#### Exercise requirements:
Set down each record below precisely, skipping the pictures.

---

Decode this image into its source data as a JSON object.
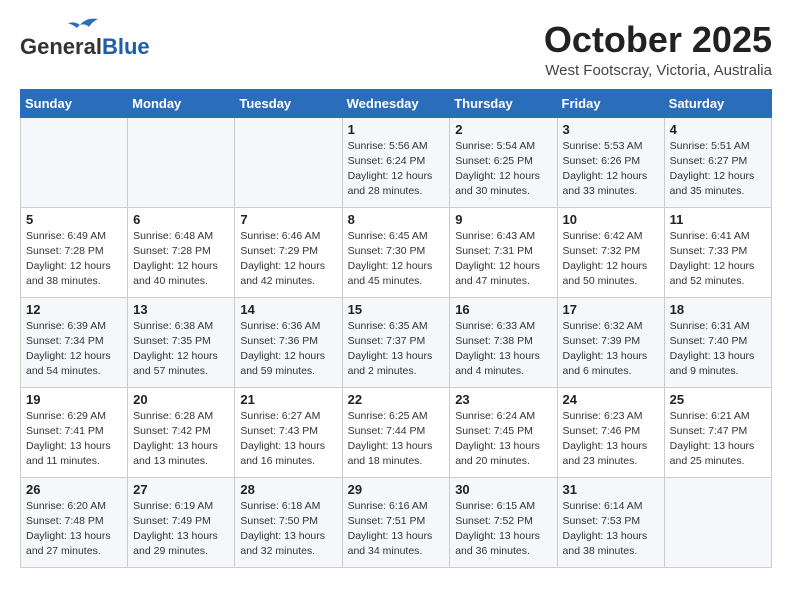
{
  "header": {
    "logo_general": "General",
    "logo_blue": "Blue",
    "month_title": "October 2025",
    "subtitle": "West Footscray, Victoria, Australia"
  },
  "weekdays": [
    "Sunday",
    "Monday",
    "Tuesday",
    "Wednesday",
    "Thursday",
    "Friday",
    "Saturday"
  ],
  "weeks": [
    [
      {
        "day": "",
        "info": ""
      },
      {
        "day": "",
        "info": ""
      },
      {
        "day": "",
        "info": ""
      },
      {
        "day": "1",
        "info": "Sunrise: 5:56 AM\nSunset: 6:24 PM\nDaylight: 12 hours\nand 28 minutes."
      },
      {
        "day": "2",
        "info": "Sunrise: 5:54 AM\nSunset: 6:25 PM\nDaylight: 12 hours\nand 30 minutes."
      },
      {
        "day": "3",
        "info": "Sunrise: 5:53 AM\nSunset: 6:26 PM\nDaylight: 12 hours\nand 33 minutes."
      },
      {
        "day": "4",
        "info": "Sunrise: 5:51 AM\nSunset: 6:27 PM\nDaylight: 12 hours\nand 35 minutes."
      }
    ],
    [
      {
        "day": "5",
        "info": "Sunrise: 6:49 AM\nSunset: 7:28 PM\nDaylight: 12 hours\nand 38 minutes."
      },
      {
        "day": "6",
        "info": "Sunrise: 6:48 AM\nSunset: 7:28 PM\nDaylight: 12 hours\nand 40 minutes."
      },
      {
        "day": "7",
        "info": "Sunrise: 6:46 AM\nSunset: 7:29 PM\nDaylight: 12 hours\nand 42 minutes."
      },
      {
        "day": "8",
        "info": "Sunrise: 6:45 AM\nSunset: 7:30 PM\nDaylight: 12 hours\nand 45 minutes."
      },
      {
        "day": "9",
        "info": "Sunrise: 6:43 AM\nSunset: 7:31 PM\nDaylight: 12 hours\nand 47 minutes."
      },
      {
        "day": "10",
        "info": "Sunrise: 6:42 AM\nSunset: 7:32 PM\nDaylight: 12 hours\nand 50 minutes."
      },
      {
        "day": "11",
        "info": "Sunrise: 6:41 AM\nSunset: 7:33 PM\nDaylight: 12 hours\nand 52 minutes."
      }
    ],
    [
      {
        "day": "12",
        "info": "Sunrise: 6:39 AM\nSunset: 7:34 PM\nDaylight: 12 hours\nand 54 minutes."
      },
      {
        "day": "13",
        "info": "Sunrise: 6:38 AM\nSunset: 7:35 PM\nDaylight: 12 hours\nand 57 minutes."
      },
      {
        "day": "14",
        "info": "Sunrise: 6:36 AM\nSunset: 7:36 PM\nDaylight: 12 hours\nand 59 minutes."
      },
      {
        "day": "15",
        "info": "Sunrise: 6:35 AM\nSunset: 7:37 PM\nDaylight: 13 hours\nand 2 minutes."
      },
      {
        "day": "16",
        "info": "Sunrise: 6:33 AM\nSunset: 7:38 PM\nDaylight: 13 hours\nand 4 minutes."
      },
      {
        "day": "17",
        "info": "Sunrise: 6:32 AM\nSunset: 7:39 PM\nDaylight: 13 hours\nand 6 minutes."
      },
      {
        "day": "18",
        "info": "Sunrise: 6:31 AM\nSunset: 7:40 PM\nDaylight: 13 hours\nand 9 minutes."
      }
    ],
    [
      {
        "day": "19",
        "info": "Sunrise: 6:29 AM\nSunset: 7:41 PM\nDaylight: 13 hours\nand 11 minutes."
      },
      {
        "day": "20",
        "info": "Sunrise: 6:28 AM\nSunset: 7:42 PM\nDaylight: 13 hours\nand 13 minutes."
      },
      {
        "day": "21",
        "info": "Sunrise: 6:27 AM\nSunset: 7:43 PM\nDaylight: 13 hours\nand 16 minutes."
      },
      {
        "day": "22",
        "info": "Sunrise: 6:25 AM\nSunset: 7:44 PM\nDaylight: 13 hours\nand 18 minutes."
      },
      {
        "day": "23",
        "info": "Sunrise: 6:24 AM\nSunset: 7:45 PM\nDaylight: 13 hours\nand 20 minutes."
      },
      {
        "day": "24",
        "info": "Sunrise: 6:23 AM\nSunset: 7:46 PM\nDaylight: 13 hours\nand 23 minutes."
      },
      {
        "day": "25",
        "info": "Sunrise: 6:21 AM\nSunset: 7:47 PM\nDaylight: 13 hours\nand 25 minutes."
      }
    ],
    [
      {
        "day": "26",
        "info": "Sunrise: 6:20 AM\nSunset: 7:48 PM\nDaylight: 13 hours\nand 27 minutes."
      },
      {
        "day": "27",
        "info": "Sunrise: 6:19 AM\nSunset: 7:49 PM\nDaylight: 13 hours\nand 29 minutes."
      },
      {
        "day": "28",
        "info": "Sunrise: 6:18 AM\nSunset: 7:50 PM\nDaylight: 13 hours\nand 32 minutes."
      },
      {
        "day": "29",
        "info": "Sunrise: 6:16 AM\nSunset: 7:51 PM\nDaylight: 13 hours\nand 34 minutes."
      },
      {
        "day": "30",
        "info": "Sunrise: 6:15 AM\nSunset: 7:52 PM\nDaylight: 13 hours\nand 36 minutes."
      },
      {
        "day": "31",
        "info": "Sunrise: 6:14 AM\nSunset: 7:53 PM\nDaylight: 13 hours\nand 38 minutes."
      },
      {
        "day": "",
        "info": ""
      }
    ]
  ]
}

---

#### Result:
Decode this image into its source data as a JSON object.
{
  "header": {
    "logo_general": "General",
    "logo_blue": "Blue",
    "month_title": "October 2025",
    "subtitle": "West Footscray, Victoria, Australia"
  },
  "weekdays": [
    "Sunday",
    "Monday",
    "Tuesday",
    "Wednesday",
    "Thursday",
    "Friday",
    "Saturday"
  ],
  "weeks": [
    [
      {
        "day": "",
        "info": ""
      },
      {
        "day": "",
        "info": ""
      },
      {
        "day": "",
        "info": ""
      },
      {
        "day": "1",
        "info": "Sunrise: 5:56 AM\nSunset: 6:24 PM\nDaylight: 12 hours\nand 28 minutes."
      },
      {
        "day": "2",
        "info": "Sunrise: 5:54 AM\nSunset: 6:25 PM\nDaylight: 12 hours\nand 30 minutes."
      },
      {
        "day": "3",
        "info": "Sunrise: 5:53 AM\nSunset: 6:26 PM\nDaylight: 12 hours\nand 33 minutes."
      },
      {
        "day": "4",
        "info": "Sunrise: 5:51 AM\nSunset: 6:27 PM\nDaylight: 12 hours\nand 35 minutes."
      }
    ],
    [
      {
        "day": "5",
        "info": "Sunrise: 6:49 AM\nSunset: 7:28 PM\nDaylight: 12 hours\nand 38 minutes."
      },
      {
        "day": "6",
        "info": "Sunrise: 6:48 AM\nSunset: 7:28 PM\nDaylight: 12 hours\nand 40 minutes."
      },
      {
        "day": "7",
        "info": "Sunrise: 6:46 AM\nSunset: 7:29 PM\nDaylight: 12 hours\nand 42 minutes."
      },
      {
        "day": "8",
        "info": "Sunrise: 6:45 AM\nSunset: 7:30 PM\nDaylight: 12 hours\nand 45 minutes."
      },
      {
        "day": "9",
        "info": "Sunrise: 6:43 AM\nSunset: 7:31 PM\nDaylight: 12 hours\nand 47 minutes."
      },
      {
        "day": "10",
        "info": "Sunrise: 6:42 AM\nSunset: 7:32 PM\nDaylight: 12 hours\nand 50 minutes."
      },
      {
        "day": "11",
        "info": "Sunrise: 6:41 AM\nSunset: 7:33 PM\nDaylight: 12 hours\nand 52 minutes."
      }
    ],
    [
      {
        "day": "12",
        "info": "Sunrise: 6:39 AM\nSunset: 7:34 PM\nDaylight: 12 hours\nand 54 minutes."
      },
      {
        "day": "13",
        "info": "Sunrise: 6:38 AM\nSunset: 7:35 PM\nDaylight: 12 hours\nand 57 minutes."
      },
      {
        "day": "14",
        "info": "Sunrise: 6:36 AM\nSunset: 7:36 PM\nDaylight: 12 hours\nand 59 minutes."
      },
      {
        "day": "15",
        "info": "Sunrise: 6:35 AM\nSunset: 7:37 PM\nDaylight: 13 hours\nand 2 minutes."
      },
      {
        "day": "16",
        "info": "Sunrise: 6:33 AM\nSunset: 7:38 PM\nDaylight: 13 hours\nand 4 minutes."
      },
      {
        "day": "17",
        "info": "Sunrise: 6:32 AM\nSunset: 7:39 PM\nDaylight: 13 hours\nand 6 minutes."
      },
      {
        "day": "18",
        "info": "Sunrise: 6:31 AM\nSunset: 7:40 PM\nDaylight: 13 hours\nand 9 minutes."
      }
    ],
    [
      {
        "day": "19",
        "info": "Sunrise: 6:29 AM\nSunset: 7:41 PM\nDaylight: 13 hours\nand 11 minutes."
      },
      {
        "day": "20",
        "info": "Sunrise: 6:28 AM\nSunset: 7:42 PM\nDaylight: 13 hours\nand 13 minutes."
      },
      {
        "day": "21",
        "info": "Sunrise: 6:27 AM\nSunset: 7:43 PM\nDaylight: 13 hours\nand 16 minutes."
      },
      {
        "day": "22",
        "info": "Sunrise: 6:25 AM\nSunset: 7:44 PM\nDaylight: 13 hours\nand 18 minutes."
      },
      {
        "day": "23",
        "info": "Sunrise: 6:24 AM\nSunset: 7:45 PM\nDaylight: 13 hours\nand 20 minutes."
      },
      {
        "day": "24",
        "info": "Sunrise: 6:23 AM\nSunset: 7:46 PM\nDaylight: 13 hours\nand 23 minutes."
      },
      {
        "day": "25",
        "info": "Sunrise: 6:21 AM\nSunset: 7:47 PM\nDaylight: 13 hours\nand 25 minutes."
      }
    ],
    [
      {
        "day": "26",
        "info": "Sunrise: 6:20 AM\nSunset: 7:48 PM\nDaylight: 13 hours\nand 27 minutes."
      },
      {
        "day": "27",
        "info": "Sunrise: 6:19 AM\nSunset: 7:49 PM\nDaylight: 13 hours\nand 29 minutes."
      },
      {
        "day": "28",
        "info": "Sunrise: 6:18 AM\nSunset: 7:50 PM\nDaylight: 13 hours\nand 32 minutes."
      },
      {
        "day": "29",
        "info": "Sunrise: 6:16 AM\nSunset: 7:51 PM\nDaylight: 13 hours\nand 34 minutes."
      },
      {
        "day": "30",
        "info": "Sunrise: 6:15 AM\nSunset: 7:52 PM\nDaylight: 13 hours\nand 36 minutes."
      },
      {
        "day": "31",
        "info": "Sunrise: 6:14 AM\nSunset: 7:53 PM\nDaylight: 13 hours\nand 38 minutes."
      },
      {
        "day": "",
        "info": ""
      }
    ]
  ]
}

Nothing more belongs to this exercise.